§ Excerpted records:
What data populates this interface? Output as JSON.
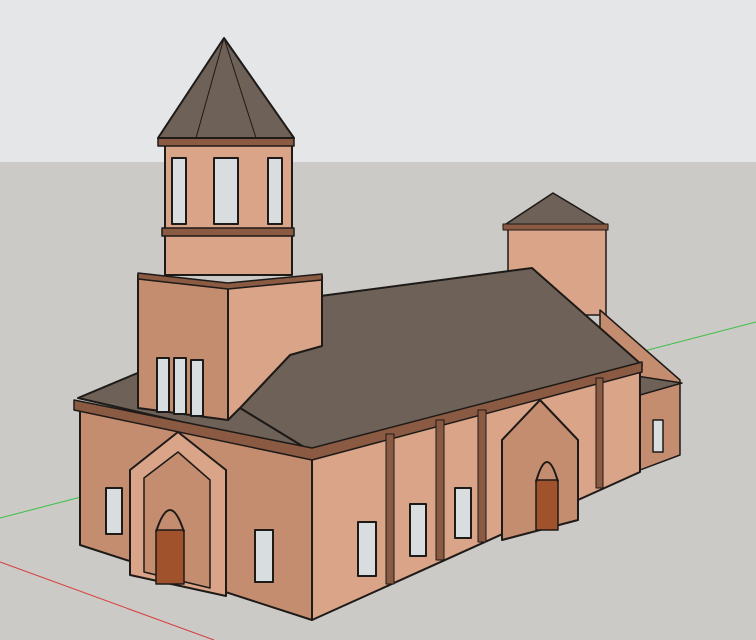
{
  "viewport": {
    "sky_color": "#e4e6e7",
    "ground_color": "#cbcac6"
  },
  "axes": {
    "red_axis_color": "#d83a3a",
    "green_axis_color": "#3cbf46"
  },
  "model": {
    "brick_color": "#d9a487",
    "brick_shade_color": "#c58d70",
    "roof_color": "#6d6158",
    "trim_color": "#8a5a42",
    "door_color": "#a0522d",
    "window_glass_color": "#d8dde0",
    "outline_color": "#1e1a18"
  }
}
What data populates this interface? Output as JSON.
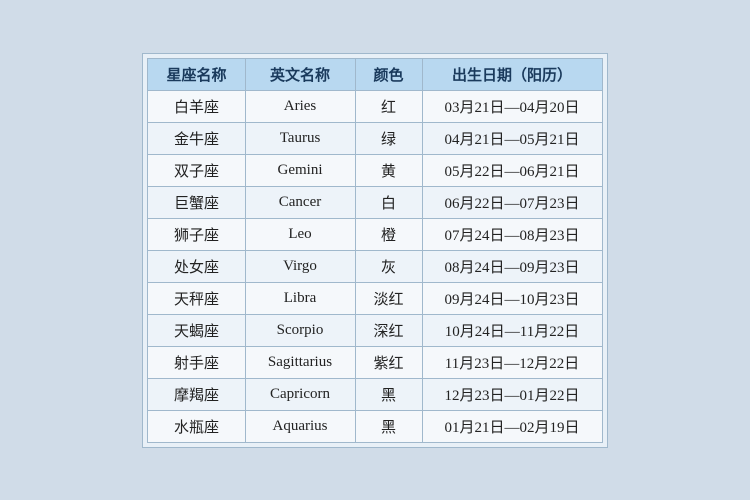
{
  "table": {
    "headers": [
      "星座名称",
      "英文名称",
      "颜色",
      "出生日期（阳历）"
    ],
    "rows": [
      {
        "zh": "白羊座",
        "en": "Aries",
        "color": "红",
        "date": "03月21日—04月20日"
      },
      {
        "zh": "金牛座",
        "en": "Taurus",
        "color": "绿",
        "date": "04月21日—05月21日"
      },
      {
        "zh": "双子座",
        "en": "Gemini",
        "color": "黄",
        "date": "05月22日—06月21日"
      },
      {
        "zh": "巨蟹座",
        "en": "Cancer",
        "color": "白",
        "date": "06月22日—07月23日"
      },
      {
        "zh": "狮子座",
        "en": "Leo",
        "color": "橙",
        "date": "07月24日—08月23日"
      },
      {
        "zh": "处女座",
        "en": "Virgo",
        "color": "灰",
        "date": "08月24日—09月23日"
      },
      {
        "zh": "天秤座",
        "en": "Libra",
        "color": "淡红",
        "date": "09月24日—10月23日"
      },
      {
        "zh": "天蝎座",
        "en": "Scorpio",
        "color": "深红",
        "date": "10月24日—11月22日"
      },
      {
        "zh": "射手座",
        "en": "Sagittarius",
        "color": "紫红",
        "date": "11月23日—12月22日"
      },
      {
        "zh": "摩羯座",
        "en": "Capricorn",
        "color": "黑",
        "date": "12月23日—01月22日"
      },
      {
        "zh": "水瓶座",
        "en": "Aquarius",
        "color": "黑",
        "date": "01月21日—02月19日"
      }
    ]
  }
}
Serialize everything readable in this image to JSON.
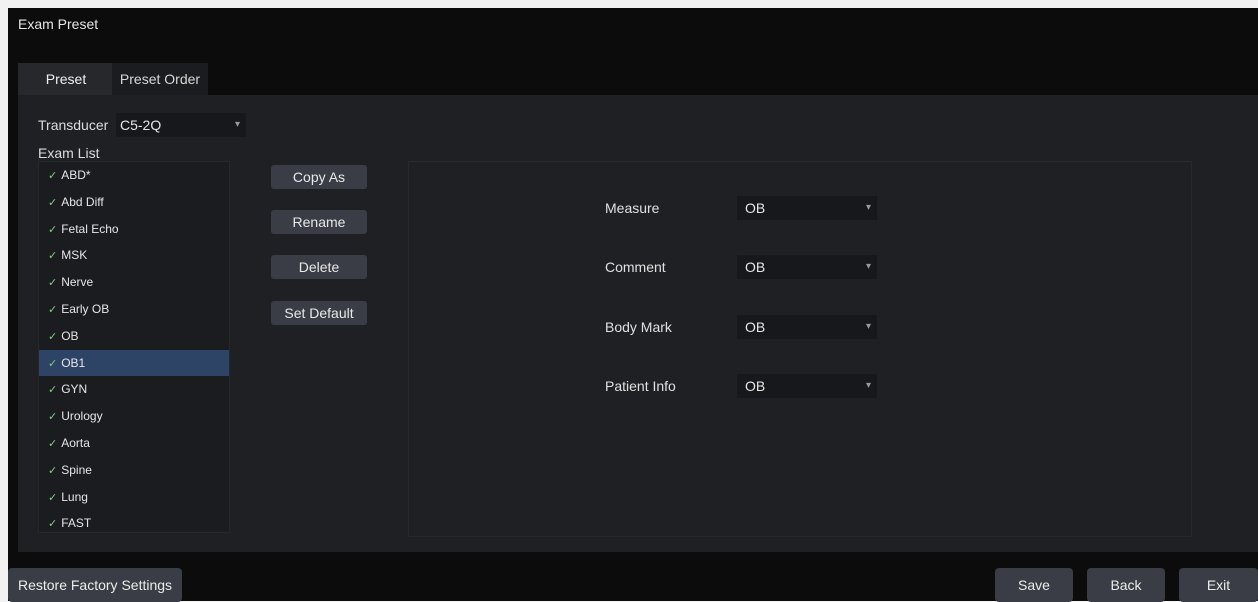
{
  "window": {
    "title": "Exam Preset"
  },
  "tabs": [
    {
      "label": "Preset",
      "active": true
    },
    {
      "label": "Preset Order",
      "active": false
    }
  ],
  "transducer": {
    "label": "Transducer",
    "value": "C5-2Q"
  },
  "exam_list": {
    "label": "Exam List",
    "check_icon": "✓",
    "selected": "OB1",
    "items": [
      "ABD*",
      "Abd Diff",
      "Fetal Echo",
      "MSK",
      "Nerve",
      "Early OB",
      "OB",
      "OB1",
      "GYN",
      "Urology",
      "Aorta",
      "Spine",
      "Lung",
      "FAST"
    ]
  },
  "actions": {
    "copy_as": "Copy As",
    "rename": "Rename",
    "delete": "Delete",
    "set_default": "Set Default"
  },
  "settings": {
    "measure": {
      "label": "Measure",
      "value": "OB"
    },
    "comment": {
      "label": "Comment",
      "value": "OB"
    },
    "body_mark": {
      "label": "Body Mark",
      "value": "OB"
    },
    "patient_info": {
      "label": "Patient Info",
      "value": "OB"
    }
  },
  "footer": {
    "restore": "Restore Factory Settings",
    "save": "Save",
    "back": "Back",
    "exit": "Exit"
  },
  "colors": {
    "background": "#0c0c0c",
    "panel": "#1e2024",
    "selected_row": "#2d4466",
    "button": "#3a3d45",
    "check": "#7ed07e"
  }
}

---

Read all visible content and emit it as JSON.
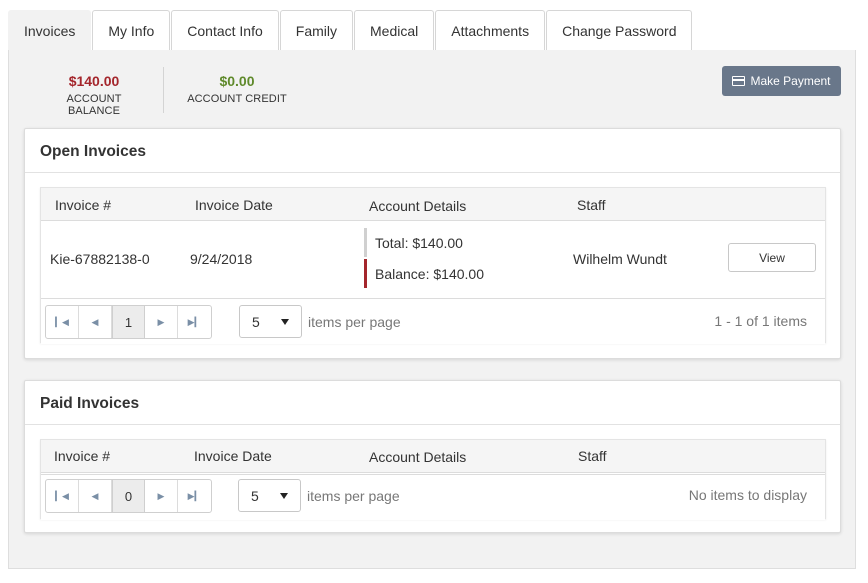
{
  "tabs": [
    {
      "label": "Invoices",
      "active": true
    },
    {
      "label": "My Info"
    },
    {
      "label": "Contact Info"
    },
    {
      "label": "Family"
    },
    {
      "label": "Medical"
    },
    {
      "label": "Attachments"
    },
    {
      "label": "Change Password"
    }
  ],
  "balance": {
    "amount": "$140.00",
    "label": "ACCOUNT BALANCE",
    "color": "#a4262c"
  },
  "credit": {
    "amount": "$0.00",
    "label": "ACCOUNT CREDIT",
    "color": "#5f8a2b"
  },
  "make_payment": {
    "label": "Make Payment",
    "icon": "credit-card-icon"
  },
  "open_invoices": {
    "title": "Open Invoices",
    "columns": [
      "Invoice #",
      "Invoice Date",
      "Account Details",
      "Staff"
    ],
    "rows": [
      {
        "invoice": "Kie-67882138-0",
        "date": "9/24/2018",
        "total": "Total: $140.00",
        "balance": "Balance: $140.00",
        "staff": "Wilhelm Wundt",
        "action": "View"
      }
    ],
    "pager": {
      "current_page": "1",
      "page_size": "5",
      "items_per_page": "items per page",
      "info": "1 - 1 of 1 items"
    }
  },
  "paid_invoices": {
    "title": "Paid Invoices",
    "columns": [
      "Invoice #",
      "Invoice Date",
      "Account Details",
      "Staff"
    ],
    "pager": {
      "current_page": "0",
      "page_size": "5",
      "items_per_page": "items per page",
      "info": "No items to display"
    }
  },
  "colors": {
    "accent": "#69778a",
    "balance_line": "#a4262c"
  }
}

==

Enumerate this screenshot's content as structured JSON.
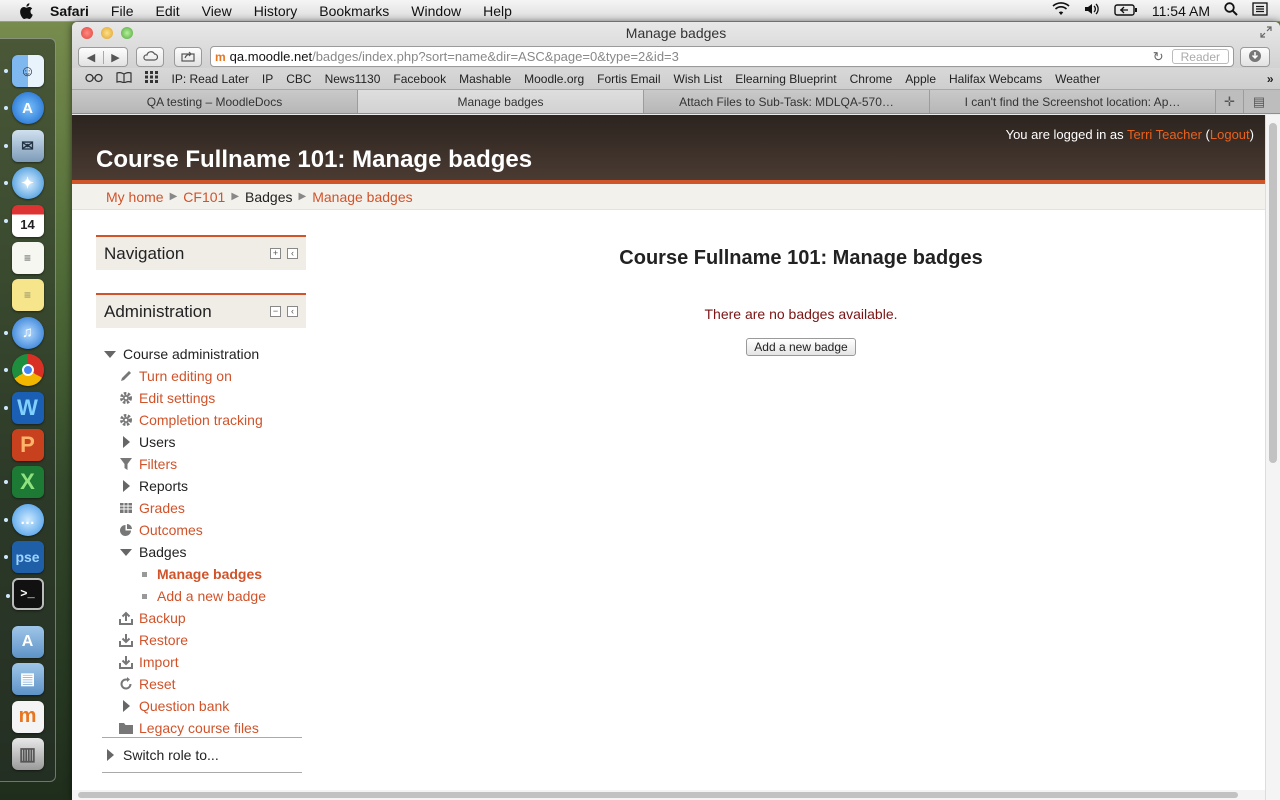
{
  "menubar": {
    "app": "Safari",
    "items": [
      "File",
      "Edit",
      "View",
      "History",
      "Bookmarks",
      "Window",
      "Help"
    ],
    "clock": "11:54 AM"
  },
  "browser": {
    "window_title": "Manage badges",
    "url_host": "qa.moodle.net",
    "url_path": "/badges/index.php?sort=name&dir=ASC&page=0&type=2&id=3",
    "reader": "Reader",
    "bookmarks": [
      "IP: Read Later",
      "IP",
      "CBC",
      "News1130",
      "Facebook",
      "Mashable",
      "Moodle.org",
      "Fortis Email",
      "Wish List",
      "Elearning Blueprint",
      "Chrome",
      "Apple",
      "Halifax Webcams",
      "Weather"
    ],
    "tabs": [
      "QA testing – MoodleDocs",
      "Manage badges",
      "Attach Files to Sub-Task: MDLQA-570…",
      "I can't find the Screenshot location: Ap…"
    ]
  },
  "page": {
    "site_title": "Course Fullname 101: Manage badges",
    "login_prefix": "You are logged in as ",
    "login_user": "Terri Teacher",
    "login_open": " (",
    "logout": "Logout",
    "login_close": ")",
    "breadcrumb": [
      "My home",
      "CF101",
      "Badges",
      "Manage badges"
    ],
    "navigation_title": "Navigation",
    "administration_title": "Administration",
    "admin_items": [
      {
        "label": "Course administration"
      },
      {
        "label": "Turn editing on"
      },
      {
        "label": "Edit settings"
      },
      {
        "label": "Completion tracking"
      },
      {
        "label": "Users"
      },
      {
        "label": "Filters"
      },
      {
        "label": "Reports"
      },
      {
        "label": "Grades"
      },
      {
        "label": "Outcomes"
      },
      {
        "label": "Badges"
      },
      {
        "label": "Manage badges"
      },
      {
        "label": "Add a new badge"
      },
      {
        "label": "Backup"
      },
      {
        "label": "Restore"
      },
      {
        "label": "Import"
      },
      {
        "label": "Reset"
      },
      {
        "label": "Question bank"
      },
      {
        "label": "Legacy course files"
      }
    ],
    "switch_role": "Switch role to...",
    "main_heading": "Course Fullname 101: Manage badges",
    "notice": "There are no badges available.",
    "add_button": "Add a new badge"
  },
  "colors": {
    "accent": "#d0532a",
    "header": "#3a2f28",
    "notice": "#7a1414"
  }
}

§ What is required: In the listing above, find the lines holding the word "Restore" and copy them.

§ Solution:
    "restore": "Restore Factory Settings",
        "label": "Restore"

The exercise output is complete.